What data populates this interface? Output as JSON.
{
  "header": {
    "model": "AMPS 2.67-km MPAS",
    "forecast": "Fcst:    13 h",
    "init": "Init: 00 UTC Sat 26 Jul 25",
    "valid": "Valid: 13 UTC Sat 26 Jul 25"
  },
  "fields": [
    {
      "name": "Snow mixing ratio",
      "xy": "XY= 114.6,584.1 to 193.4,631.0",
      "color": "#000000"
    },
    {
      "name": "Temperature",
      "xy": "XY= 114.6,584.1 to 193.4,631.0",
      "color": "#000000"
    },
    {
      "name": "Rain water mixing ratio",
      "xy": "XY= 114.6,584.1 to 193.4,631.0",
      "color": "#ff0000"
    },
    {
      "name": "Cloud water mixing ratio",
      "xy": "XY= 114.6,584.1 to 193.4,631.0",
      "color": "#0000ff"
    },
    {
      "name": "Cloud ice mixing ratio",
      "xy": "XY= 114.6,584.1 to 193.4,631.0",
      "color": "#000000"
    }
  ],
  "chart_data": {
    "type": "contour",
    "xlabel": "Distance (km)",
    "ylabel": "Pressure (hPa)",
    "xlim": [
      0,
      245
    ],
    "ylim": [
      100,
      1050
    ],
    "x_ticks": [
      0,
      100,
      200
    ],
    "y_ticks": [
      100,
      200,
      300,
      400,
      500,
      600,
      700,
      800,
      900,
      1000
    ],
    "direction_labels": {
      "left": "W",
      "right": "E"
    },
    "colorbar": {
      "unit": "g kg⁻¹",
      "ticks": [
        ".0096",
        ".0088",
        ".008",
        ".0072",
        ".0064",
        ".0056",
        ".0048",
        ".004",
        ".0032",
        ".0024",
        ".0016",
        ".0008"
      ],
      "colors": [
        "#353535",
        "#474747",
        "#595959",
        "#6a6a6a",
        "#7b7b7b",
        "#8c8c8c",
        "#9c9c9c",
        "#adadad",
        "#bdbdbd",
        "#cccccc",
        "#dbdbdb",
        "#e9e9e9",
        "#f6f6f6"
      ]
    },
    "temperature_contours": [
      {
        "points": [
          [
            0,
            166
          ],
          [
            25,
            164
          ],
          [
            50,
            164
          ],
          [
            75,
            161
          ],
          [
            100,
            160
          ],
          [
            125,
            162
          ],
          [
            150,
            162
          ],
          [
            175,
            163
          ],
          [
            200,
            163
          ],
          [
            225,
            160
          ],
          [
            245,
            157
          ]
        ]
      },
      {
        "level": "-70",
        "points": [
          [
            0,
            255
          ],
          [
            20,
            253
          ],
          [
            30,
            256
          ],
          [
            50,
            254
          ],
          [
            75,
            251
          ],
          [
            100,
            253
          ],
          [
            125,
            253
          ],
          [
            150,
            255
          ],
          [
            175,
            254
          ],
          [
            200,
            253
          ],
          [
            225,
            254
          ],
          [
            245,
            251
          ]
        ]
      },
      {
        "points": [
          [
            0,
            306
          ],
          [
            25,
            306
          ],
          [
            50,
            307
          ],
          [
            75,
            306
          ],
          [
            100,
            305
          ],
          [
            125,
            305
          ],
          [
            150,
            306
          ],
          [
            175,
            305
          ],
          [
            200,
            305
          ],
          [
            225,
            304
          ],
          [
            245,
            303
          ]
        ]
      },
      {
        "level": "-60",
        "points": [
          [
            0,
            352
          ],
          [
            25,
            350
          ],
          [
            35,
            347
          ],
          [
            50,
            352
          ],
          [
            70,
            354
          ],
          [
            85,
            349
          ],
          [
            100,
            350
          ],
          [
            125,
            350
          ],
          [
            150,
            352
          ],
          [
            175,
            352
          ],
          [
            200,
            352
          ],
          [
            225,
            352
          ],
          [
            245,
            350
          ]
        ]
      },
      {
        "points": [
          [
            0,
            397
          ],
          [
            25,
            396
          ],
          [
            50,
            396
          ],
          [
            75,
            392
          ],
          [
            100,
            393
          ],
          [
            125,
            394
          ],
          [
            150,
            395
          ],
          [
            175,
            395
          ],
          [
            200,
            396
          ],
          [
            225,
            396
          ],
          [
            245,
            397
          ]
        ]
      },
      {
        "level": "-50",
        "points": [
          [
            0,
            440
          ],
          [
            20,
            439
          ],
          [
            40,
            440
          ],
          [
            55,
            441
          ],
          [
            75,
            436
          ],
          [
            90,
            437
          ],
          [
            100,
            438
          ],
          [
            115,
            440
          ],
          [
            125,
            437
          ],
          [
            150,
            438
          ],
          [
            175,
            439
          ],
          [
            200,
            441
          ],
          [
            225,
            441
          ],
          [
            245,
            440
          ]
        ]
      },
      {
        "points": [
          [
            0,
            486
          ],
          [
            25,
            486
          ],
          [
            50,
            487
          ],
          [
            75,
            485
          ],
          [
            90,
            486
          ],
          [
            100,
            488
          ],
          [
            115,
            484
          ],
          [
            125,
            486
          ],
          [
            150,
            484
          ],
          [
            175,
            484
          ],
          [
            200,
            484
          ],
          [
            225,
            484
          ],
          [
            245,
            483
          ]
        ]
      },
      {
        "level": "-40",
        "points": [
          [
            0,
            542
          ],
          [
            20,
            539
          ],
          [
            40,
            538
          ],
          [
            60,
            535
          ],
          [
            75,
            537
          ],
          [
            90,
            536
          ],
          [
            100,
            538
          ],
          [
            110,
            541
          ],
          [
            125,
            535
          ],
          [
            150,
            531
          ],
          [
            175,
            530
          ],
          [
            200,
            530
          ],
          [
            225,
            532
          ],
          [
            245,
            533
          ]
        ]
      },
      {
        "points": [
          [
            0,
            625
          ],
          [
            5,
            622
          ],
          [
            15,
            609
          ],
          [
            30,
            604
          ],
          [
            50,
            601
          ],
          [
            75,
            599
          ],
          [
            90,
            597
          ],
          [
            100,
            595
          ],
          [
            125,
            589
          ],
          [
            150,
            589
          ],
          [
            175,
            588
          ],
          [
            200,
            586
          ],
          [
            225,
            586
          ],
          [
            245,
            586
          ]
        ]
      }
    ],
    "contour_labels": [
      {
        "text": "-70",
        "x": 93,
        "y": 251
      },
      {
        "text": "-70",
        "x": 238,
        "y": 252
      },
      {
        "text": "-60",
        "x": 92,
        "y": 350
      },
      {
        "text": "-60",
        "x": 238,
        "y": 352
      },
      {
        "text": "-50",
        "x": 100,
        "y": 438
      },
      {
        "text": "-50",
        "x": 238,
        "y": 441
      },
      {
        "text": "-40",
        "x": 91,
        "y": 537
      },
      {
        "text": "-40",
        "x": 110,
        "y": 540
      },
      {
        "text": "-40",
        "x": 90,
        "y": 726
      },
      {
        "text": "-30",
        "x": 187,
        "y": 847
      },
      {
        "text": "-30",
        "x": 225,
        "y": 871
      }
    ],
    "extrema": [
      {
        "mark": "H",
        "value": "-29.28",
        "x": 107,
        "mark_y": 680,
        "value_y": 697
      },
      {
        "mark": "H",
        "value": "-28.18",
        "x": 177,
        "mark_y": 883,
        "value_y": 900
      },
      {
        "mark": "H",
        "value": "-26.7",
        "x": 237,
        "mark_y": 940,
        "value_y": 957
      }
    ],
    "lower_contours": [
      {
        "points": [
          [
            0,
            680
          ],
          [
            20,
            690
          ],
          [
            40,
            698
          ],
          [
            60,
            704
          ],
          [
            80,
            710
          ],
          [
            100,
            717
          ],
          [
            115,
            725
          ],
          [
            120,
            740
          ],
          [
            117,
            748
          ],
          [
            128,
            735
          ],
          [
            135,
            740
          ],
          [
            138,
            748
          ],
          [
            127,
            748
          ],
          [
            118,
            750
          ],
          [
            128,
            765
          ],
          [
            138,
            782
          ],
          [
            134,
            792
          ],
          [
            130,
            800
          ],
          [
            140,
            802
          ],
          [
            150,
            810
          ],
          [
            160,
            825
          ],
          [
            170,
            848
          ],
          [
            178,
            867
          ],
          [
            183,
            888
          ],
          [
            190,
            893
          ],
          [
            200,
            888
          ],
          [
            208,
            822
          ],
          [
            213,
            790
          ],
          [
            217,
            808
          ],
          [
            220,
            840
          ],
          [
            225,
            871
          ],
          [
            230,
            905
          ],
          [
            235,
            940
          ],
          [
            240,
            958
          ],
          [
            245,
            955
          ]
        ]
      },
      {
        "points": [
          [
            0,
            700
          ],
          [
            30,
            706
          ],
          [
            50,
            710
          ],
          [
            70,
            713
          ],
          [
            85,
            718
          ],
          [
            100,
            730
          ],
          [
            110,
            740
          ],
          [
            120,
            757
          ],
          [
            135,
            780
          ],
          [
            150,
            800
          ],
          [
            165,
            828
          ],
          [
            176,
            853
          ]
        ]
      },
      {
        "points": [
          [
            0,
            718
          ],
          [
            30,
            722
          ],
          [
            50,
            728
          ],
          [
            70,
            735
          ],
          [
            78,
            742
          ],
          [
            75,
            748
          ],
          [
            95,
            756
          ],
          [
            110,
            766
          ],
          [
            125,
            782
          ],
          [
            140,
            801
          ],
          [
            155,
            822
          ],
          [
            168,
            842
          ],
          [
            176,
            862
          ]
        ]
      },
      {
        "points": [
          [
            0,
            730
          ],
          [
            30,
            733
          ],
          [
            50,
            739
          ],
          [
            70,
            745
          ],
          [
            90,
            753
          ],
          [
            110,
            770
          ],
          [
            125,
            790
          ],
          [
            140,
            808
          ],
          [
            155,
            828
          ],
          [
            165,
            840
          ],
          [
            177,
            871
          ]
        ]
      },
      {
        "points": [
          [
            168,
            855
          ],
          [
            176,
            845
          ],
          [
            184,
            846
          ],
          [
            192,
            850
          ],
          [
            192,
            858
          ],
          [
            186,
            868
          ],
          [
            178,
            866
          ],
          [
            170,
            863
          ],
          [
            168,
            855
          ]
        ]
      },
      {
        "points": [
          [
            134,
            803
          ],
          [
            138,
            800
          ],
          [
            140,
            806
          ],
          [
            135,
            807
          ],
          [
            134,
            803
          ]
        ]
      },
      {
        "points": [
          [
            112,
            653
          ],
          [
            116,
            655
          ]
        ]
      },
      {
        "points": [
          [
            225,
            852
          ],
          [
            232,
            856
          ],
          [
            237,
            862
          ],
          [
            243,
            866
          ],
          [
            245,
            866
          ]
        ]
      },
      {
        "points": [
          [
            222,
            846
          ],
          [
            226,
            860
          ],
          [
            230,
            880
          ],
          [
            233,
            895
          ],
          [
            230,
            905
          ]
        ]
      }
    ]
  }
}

» **TASK STATEMENT**:
Say how many lines of the data include the word "ratio". Nothing other than the number should be given.

» **REPLY**:
4